(WHAT THE TASK REQUIRES)
Repeat every entry in the listing below, exactly.
# # # #
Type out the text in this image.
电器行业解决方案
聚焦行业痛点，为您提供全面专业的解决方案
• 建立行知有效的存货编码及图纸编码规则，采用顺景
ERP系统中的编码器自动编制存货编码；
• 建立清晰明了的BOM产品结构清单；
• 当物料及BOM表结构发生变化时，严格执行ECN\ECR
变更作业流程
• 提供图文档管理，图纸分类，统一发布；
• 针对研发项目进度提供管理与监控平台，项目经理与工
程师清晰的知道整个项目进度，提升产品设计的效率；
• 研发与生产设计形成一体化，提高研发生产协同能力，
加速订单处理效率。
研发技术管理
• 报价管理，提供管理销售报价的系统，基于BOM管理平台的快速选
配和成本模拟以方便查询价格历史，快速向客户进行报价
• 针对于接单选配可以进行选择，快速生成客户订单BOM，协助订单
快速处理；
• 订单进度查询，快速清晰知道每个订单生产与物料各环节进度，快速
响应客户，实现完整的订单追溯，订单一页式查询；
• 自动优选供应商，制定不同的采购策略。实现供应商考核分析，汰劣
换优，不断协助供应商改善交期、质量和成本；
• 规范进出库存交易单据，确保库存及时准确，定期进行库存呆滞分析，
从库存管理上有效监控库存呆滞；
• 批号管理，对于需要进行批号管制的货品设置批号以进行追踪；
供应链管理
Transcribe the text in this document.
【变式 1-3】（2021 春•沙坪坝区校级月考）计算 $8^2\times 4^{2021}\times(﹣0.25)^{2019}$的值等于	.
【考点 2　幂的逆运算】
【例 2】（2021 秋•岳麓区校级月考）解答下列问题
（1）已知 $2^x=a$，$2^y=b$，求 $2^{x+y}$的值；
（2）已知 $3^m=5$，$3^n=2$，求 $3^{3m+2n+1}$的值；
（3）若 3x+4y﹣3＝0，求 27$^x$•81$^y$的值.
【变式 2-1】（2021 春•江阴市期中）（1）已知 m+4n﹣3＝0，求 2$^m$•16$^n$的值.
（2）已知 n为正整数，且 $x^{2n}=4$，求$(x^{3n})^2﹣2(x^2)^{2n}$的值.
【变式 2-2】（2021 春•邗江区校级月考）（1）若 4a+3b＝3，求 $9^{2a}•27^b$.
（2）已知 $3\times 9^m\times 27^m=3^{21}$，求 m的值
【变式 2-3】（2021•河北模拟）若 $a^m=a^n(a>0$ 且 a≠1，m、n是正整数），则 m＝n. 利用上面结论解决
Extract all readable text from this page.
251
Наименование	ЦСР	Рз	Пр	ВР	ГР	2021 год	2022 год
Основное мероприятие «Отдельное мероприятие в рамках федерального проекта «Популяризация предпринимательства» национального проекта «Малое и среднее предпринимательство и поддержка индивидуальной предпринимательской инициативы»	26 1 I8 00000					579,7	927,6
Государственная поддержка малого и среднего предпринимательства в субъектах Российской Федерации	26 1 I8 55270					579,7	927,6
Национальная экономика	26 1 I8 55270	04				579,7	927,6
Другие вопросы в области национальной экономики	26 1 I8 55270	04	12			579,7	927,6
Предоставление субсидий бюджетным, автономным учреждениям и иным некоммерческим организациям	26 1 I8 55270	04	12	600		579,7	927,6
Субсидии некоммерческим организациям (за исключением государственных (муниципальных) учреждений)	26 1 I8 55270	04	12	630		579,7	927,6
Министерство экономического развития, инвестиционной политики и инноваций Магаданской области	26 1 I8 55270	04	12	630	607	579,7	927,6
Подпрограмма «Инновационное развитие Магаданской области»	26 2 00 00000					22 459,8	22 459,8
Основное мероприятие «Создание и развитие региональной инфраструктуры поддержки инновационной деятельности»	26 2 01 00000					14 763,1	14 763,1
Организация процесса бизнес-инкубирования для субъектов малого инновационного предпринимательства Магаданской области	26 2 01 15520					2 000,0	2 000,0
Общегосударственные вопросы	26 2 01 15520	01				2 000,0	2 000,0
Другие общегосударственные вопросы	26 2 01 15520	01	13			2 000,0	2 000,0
# # # #
(ANSWER TO THIS PROBLEM)
Type out the text in this image.
电器行业解决方案
聚焦行业痛点，为您提供全面专业的解决方案
• 建立行知有效的存货编码及图纸编码规则，采用顺景
ERP系统中的编码器自动编制存货编码；
• 建立清晰明了的BOM产品结构清单；
• 当物料及BOM表结构发生变化时，严格执行ECN\ECR
变更作业流程
• 提供图文档管理，图纸分类，统一发布；
• 针对研发项目进度提供管理与监控平台，项目经理与工
程师清晰的知道整个项目进度，提升产品设计的效率；
• 研发与生产设计形成一体化，提高研发生产协同能力，
加速订单处理效率。
研发技术管理
• 报价管理，提供管理销售报价的系统，基于BOM管理平台的快速选
配和成本模拟以方便查询价格历史，快速向客户进行报价
• 针对于接单选配可以进行选择，快速生成客户订单BOM，协助订单
快速处理；
• 订单进度查询，快速清晰知道每个订单生产与物料各环节进度，快速
响应客户，实现完整的订单追溯，订单一页式查询；
• 自动优选供应商，制定不同的采购策略。实现供应商考核分析，汰劣
换优，不断协助供应商改善交期、质量和成本；
• 规范进出库存交易单据，确保库存及时准确，定期进行库存呆滞分析，
从库存管理上有效监控库存呆滞；
• 批号管理，对于需要进行批号管制的货品设置批号以进行追踪；
供应链管理
Transcribe the text in this document.
【变式 1-3】（2021 春•沙坪坝区校级月考）计算 $8^2\times 4^{2021}\times(﹣0.25)^{2019}$的值等于	.
【考点 2　幂的逆运算】
【例 2】（2021 秋•岳麓区校级月考）解答下列问题
（1）已知 $2^x=a$，$2^y=b$，求 $2^{x+y}$的值；
（2）已知 $3^m=5$，$3^n=2$，求 $3^{3m+2n+1}$的值；
（3）若 3x+4y﹣3＝0，求 27$^x$•81$^y$的值.
【变式 2-1】（2021 春•江阴市期中）（1）已知 m+4n﹣3＝0，求 2$^m$•16$^n$的值.
（2）已知 n为正整数，且 $x^{2n}=4$，求$(x^{3n})^2﹣2(x^2)^{2n}$的值.
【变式 2-2】（2021 春•邗江区校级月考）（1）若 4a+3b＝3，求 $9^{2a}•27^b$.
（2）已知 $3\times 9^m\times 27^m=3^{21}$，求 m的值
【变式 2-3】（2021•河北模拟）若 $a^m=a^n(a>0$ 且 a≠1，m、n是正整数），则 m＝n. 利用上面结论解决
Extract all readable text from this page.
251
Наименование	ЦСР	Рз	Пр	ВР	ГР	2021 год	2022 год
Основное мероприятие «Отдельное мероприятие в рамках федерального проекта «Популяризация предпринимательства» национального проекта «Малое и среднее предпринимательство и поддержка индивидуальной предпринимательской инициативы»	26 1 I8 00000					579,7	927,6
Государственная поддержка малого и среднего предпринимательства в субъектах Российской Федерации	26 1 I8 55270					579,7	927,6
Национальная экономика	26 1 I8 55270	04				579,7	927,6
Другие вопросы в области национальной экономики	26 1 I8 55270	04	12			579,7	927,6
Предоставление субсидий бюджетным, автономным учреждениям и иным некоммерческим организациям	26 1 I8 55270	04	12	600		579,7	927,6
Субсидии некоммерческим организациям (за исключением государственных (муниципальных) учреждений)	26 1 I8 55270	04	12	630		579,7	927,6
Министерство экономического развития, инвестиционной политики и инноваций Магаданской области	26 1 I8 55270	04	12	630	607	579,7	927,6
Подпрограмма «Инновационное развитие Магаданской области»	26 2 00 00000					22 459,8	22 459,8
Основное мероприятие «Создание и развитие региональной инфраструктуры поддержки инновационной деятельности»	26 2 01 00000					14 763,1	14 763,1
Организация процесса бизнес-инкубирования для субъектов малого инновационного предпринимательства Магаданской области	26 2 01 15520					2 000,0	2 000,0
Общегосударственные вопросы	26 2 01 15520	01				2 000,0	2 000,0
Другие общегосударственные вопросы	26 2 01 15520	01	13			2 000,0	2 000,0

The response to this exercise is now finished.